■ **What is being asked**:
Collect each line of the entries that holds the string "selected".

■ **Records provided**:
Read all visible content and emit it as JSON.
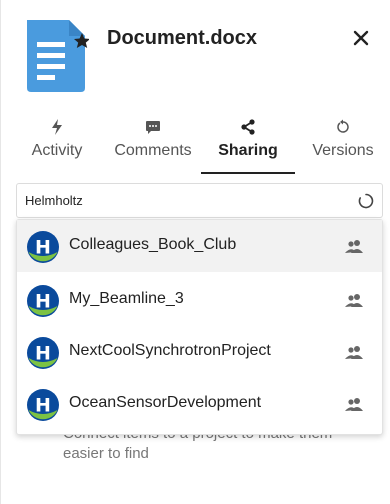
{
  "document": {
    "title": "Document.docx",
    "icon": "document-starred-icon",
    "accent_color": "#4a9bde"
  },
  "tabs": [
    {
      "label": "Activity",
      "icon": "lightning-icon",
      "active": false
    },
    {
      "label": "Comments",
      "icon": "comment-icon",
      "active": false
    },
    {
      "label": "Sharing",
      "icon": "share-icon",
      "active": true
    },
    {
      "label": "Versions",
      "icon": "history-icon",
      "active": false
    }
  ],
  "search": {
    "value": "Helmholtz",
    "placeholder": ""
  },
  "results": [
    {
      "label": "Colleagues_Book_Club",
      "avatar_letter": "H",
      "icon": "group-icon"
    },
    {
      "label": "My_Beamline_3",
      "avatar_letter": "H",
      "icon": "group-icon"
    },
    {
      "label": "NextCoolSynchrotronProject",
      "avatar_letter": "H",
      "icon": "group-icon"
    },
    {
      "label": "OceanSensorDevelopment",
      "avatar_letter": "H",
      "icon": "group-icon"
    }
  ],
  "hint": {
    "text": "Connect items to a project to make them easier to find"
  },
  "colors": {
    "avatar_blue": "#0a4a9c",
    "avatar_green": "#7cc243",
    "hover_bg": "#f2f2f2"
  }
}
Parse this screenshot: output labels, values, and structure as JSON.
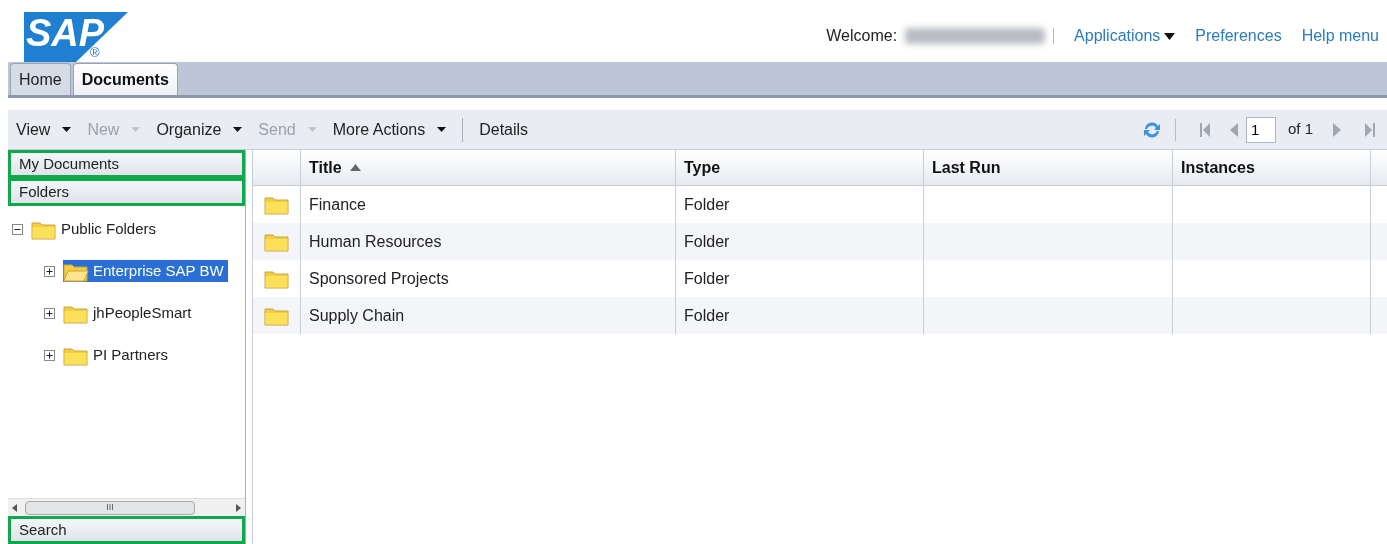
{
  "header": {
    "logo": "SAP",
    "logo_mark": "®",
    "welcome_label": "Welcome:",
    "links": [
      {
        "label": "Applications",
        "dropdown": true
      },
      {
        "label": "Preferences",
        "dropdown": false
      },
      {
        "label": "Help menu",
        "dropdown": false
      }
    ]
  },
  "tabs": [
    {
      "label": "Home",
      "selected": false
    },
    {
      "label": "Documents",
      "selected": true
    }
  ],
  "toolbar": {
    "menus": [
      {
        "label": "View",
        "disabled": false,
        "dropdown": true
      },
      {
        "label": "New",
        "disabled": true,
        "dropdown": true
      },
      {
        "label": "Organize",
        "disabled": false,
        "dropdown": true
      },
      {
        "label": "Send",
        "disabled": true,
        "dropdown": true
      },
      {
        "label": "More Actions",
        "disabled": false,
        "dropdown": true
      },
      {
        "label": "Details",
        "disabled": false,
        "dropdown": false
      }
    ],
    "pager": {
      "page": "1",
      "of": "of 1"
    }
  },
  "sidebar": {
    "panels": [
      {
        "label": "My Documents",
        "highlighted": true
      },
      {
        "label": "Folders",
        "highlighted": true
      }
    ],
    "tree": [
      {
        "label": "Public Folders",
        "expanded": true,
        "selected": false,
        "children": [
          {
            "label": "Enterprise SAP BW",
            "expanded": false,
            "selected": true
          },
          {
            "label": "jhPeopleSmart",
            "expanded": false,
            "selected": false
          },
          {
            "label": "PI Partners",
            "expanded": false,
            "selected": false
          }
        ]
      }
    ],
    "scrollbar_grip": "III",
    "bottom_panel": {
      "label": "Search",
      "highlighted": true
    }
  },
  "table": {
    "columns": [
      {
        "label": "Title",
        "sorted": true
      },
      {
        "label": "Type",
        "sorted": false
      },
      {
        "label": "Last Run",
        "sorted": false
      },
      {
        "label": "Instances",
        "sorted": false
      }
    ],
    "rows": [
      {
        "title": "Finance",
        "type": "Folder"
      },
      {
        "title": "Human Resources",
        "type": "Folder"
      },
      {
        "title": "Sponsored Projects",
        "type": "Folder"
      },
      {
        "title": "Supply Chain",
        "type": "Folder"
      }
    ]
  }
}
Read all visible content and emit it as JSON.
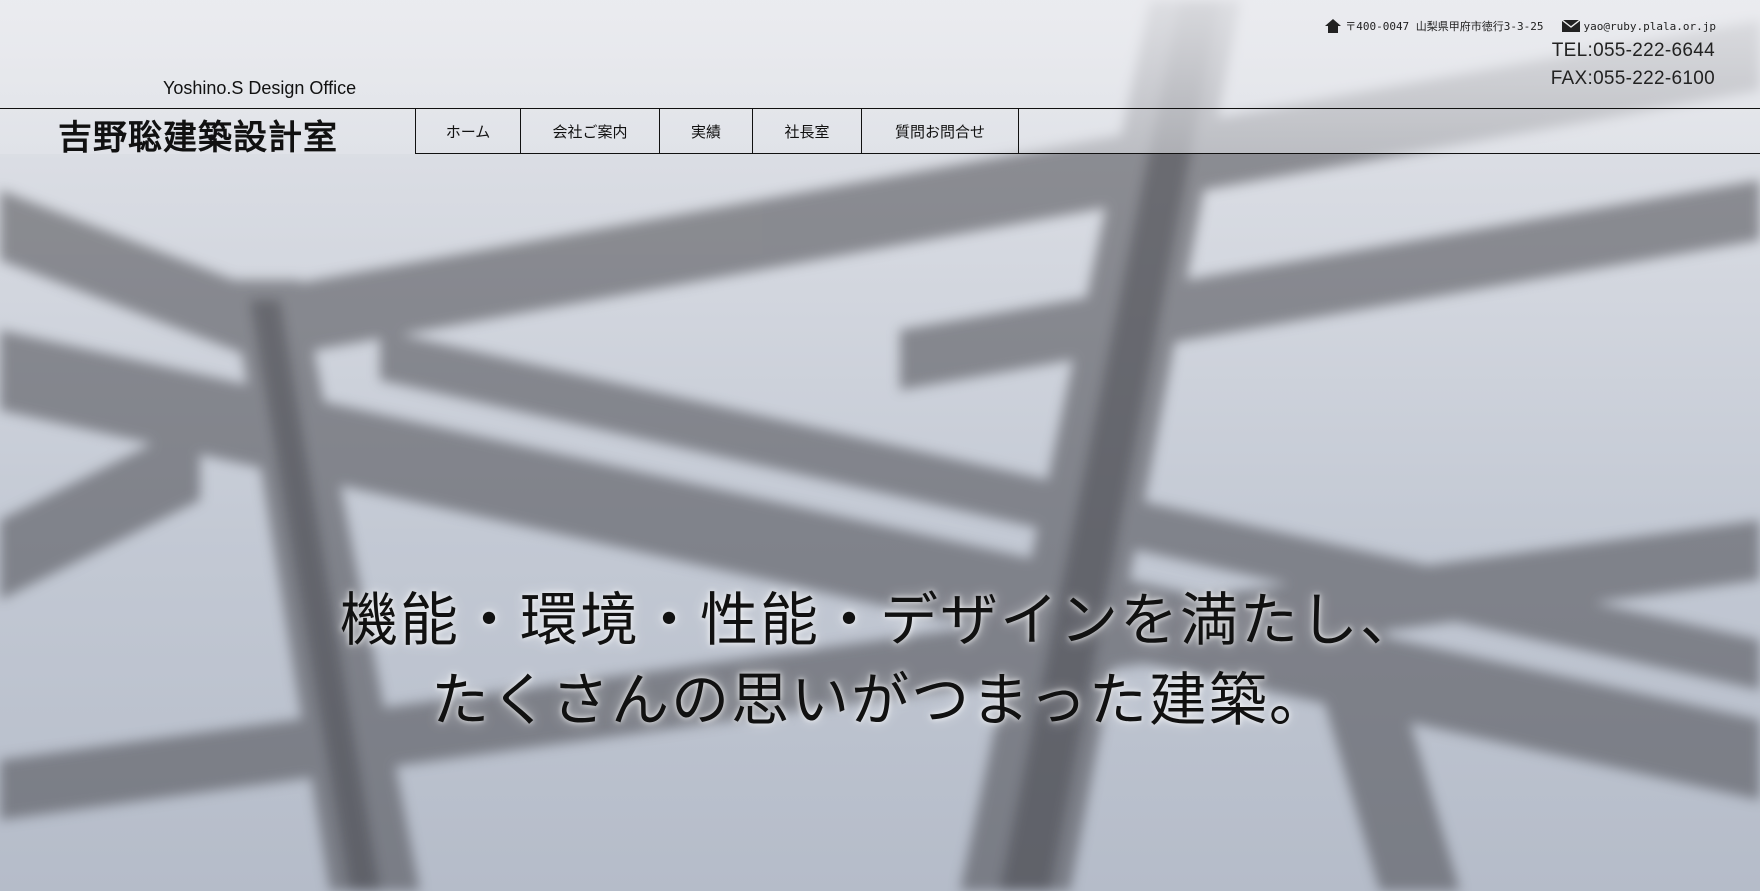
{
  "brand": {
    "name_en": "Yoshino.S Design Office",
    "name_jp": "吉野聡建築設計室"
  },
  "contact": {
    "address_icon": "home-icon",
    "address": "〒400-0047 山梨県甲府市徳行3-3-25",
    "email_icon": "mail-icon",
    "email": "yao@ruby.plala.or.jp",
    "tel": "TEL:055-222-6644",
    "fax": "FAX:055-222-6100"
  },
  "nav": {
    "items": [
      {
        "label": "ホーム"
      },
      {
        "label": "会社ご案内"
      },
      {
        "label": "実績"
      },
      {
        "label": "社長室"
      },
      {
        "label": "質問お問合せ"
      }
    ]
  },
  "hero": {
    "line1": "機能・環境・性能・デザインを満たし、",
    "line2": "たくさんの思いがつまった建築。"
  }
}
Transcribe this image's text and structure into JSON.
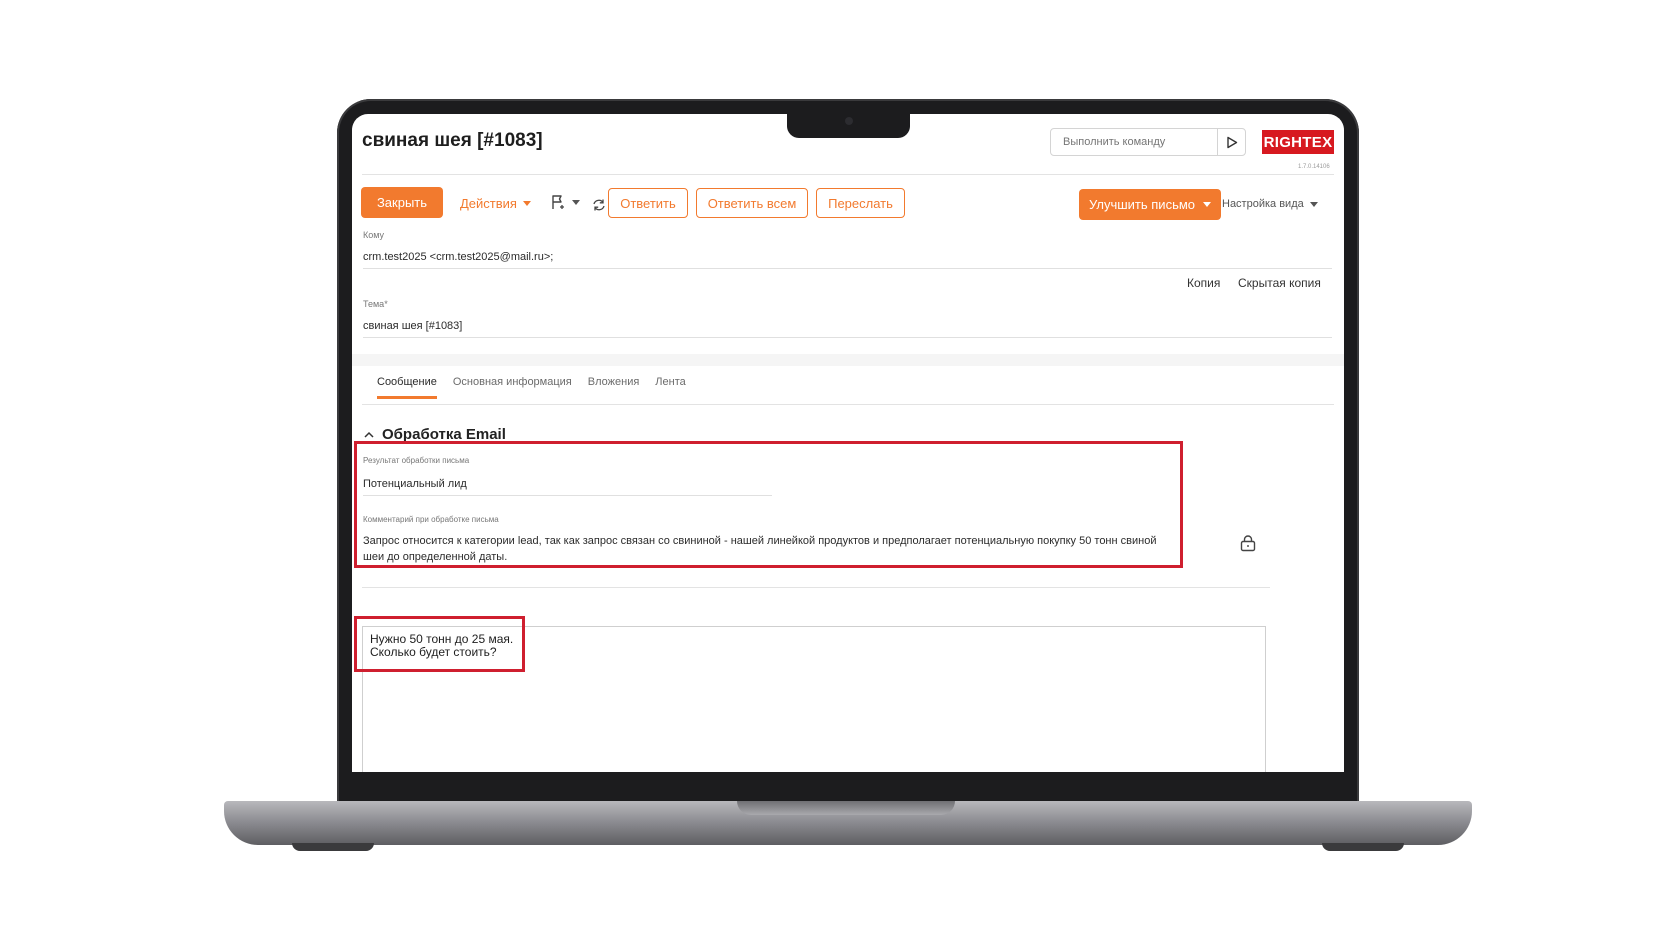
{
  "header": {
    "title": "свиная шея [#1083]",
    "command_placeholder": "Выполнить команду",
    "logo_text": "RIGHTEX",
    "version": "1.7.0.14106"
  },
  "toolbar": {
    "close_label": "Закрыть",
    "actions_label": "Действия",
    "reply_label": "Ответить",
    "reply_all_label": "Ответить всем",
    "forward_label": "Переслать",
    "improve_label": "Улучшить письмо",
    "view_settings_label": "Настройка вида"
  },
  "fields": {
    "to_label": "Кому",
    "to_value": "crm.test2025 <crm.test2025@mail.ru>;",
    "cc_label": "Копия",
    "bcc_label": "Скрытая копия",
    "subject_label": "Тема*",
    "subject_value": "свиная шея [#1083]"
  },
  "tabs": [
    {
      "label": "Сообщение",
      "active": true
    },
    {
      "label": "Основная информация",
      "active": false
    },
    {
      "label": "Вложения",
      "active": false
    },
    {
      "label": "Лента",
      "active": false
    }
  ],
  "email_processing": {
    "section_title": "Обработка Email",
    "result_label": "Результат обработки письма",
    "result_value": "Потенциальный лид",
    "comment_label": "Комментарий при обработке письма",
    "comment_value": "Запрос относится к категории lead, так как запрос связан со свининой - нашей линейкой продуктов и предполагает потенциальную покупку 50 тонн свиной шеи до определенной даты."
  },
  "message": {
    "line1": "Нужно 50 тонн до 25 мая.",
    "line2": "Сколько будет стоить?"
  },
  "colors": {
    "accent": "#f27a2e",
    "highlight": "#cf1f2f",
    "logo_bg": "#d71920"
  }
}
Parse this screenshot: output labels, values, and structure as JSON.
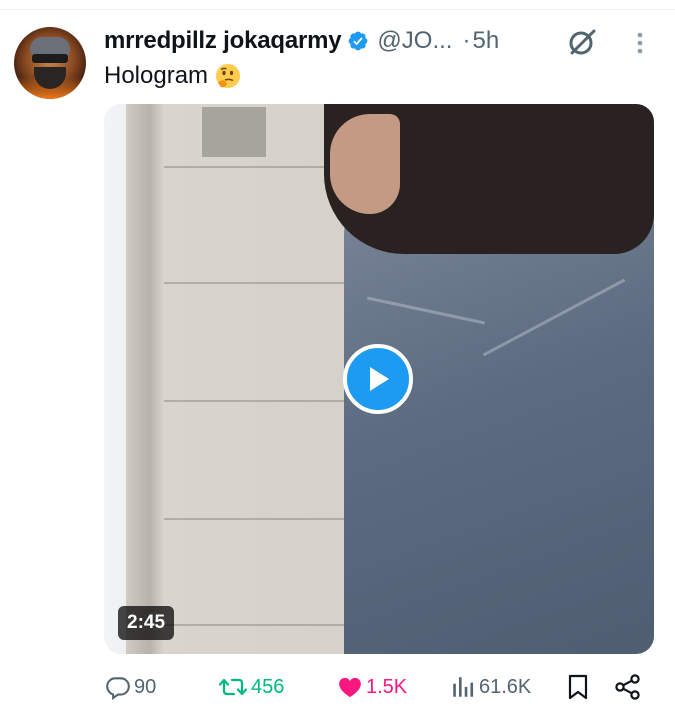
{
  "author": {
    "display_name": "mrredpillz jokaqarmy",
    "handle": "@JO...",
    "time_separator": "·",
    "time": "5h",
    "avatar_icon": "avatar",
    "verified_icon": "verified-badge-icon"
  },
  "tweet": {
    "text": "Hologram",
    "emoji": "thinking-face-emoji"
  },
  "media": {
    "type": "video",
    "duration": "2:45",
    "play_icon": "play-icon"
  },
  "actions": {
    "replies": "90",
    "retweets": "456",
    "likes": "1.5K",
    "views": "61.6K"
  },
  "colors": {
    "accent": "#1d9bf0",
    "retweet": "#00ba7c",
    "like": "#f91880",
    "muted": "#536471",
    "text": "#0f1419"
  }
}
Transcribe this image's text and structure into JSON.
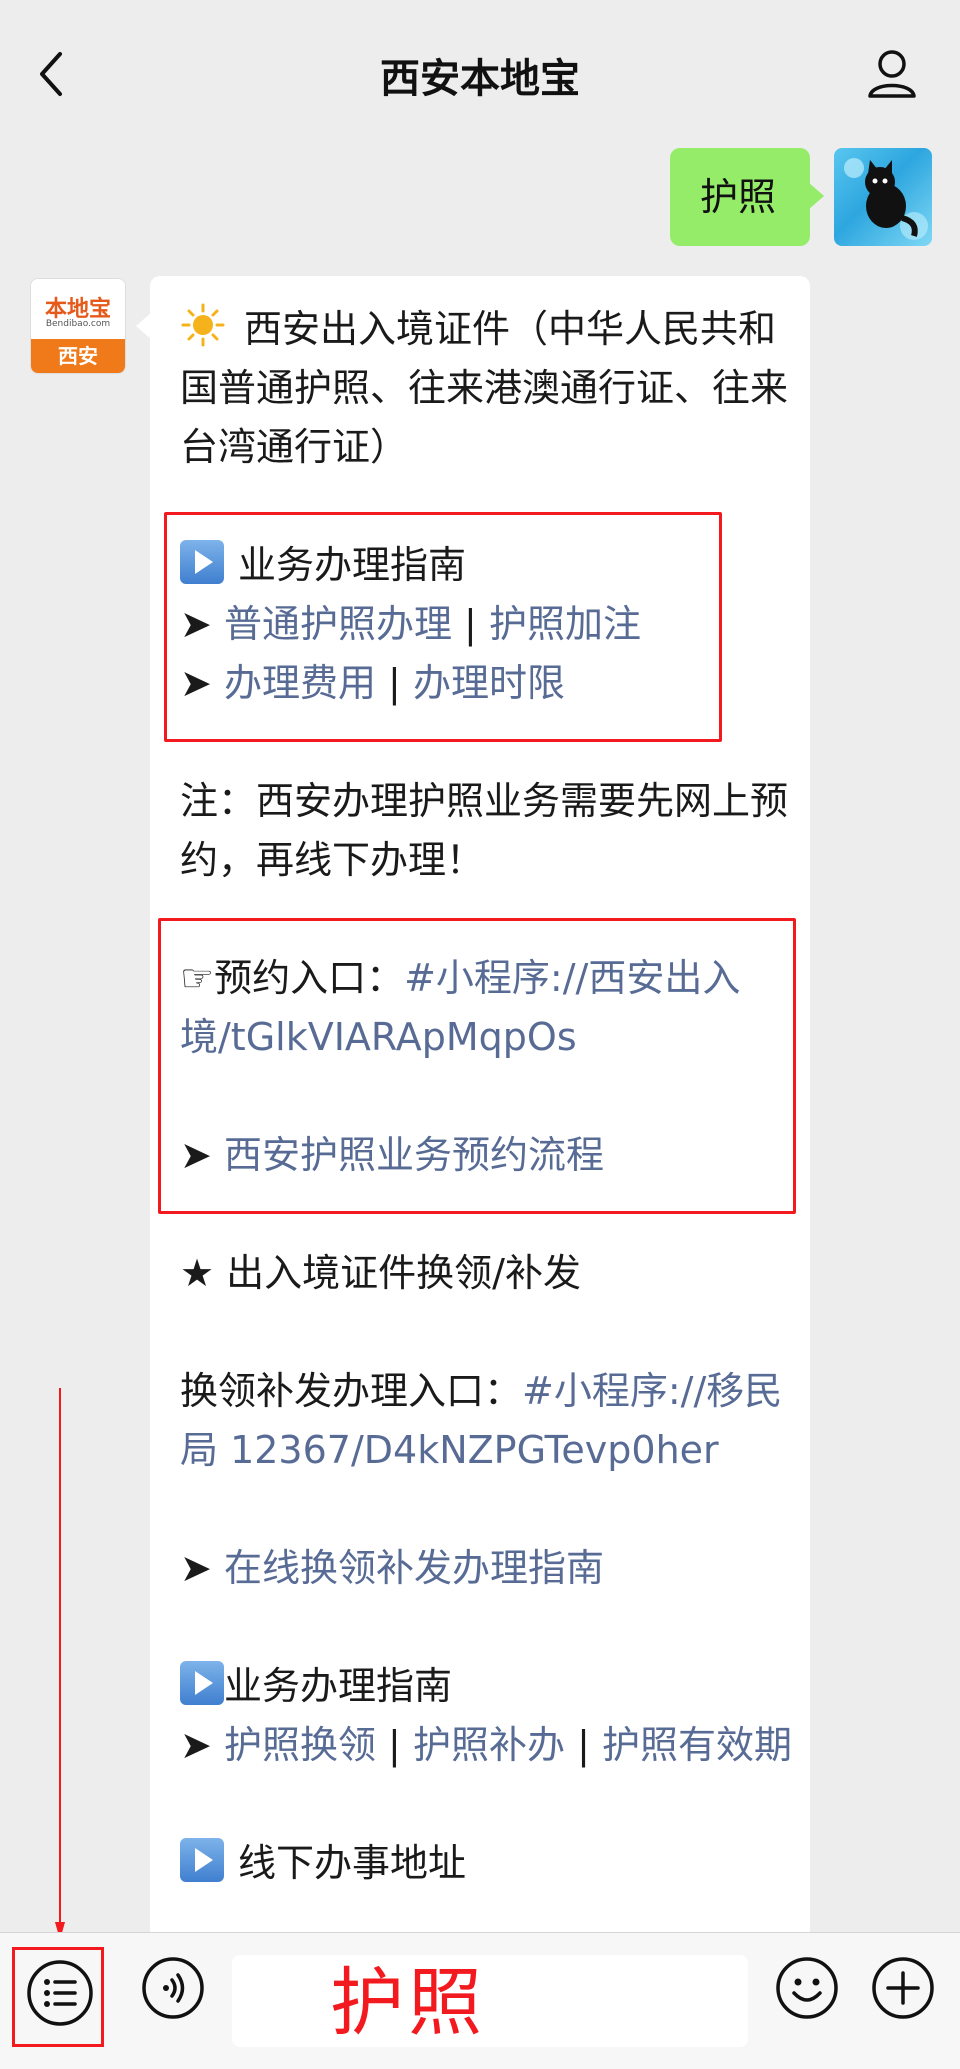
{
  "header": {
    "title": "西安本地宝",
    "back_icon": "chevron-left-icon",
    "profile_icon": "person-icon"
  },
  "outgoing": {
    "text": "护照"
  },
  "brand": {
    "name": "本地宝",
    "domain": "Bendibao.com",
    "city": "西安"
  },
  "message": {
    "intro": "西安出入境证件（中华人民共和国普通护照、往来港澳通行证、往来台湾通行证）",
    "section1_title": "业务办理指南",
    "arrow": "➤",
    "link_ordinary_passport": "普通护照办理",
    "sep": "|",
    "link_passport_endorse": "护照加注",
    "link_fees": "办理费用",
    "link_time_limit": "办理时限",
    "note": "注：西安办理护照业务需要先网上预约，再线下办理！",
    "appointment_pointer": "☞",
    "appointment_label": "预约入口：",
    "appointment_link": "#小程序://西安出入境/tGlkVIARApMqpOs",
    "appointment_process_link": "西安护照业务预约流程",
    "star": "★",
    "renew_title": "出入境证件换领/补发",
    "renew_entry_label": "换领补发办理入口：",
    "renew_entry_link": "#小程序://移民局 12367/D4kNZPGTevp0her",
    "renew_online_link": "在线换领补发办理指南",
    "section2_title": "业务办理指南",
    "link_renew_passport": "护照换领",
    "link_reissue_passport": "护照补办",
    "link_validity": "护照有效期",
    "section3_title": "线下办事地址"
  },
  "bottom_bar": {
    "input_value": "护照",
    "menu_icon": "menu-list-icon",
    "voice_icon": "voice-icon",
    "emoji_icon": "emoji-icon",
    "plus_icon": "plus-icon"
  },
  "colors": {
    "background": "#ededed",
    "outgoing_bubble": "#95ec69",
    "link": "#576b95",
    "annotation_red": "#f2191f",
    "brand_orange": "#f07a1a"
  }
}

■ **Full output**:
      "selected": false
      "selected": true
        "selected": false,
            "selected": true
            "selected": false
            "selected": false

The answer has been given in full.